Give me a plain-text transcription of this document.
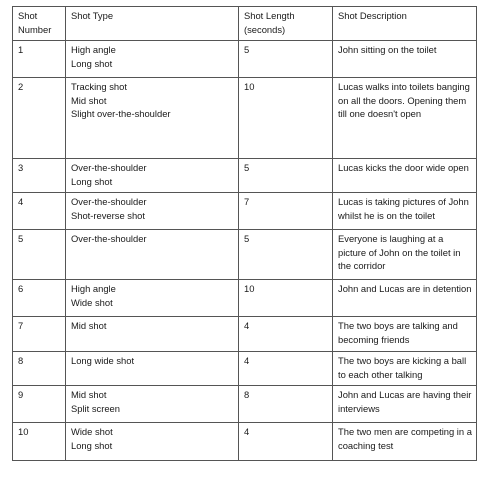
Shot Number	Shot Type	Shot Length (seconds)	Shot Description
1	High angle
Long shot	5	John sitting on the toilet

2	Tracking shot
Mid shot
Slight over-the-shoulder	10	Lucas walks into toilets banging on all the doors. Opening them till one doesn't open

3	Over-the-shoulder
Long shot	5	Lucas kicks the door wide open

4	Over-the-shoulder
Shot-reverse shot	7	Lucas is taking pictures of John whilst he is on the toilet

5	Over-the-shoulder	5	Everyone is laughing at a picture of John on the toilet in the corridor

6	High angle
Wide shot	10	John and Lucas are in detention

7	Mid shot	4	The two boys are talking and becoming friends

8	Long wide shot	4	The two boys are kicking a ball to each other talking

9	Mid shot
Split screen	8	John and Lucas are having their interviews

10	Wide shot
Long shot	4	The two men are competing in a coaching test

━━━━━━━━━━━━━━━━━━━━━━━━━━━━━━

## WRITTEN EXERCISE
Copy everything in the records above except the pictures, exactly as written.

## FINISHED ANSWER
Give me a plain-text transcription of this document.
Shot Number	Shot Type	Shot Length (seconds)	Shot Description
1	High angle
Long shot	5	John sitting on the toilet

2	Tracking shot
Mid shot
Slight over-the-shoulder	10	Lucas walks into toilets banging on all the doors. Opening them till one doesn't open

3	Over-the-shoulder
Long shot	5	Lucas kicks the door wide open

4	Over-the-shoulder
Shot-reverse shot	7	Lucas is taking pictures of John whilst he is on the toilet

5	Over-the-shoulder	5	Everyone is laughing at a picture of John on the toilet in the corridor

6	High angle
Wide shot	10	John and Lucas are in detention

7	Mid shot	4	The two boys are talking and becoming friends

8	Long wide shot	4	The two boys are kicking a ball to each other talking

9	Mid shot
Split screen	8	John and Lucas are having their interviews

10	Wide shot
Long shot	4	The two men are competing in a coaching test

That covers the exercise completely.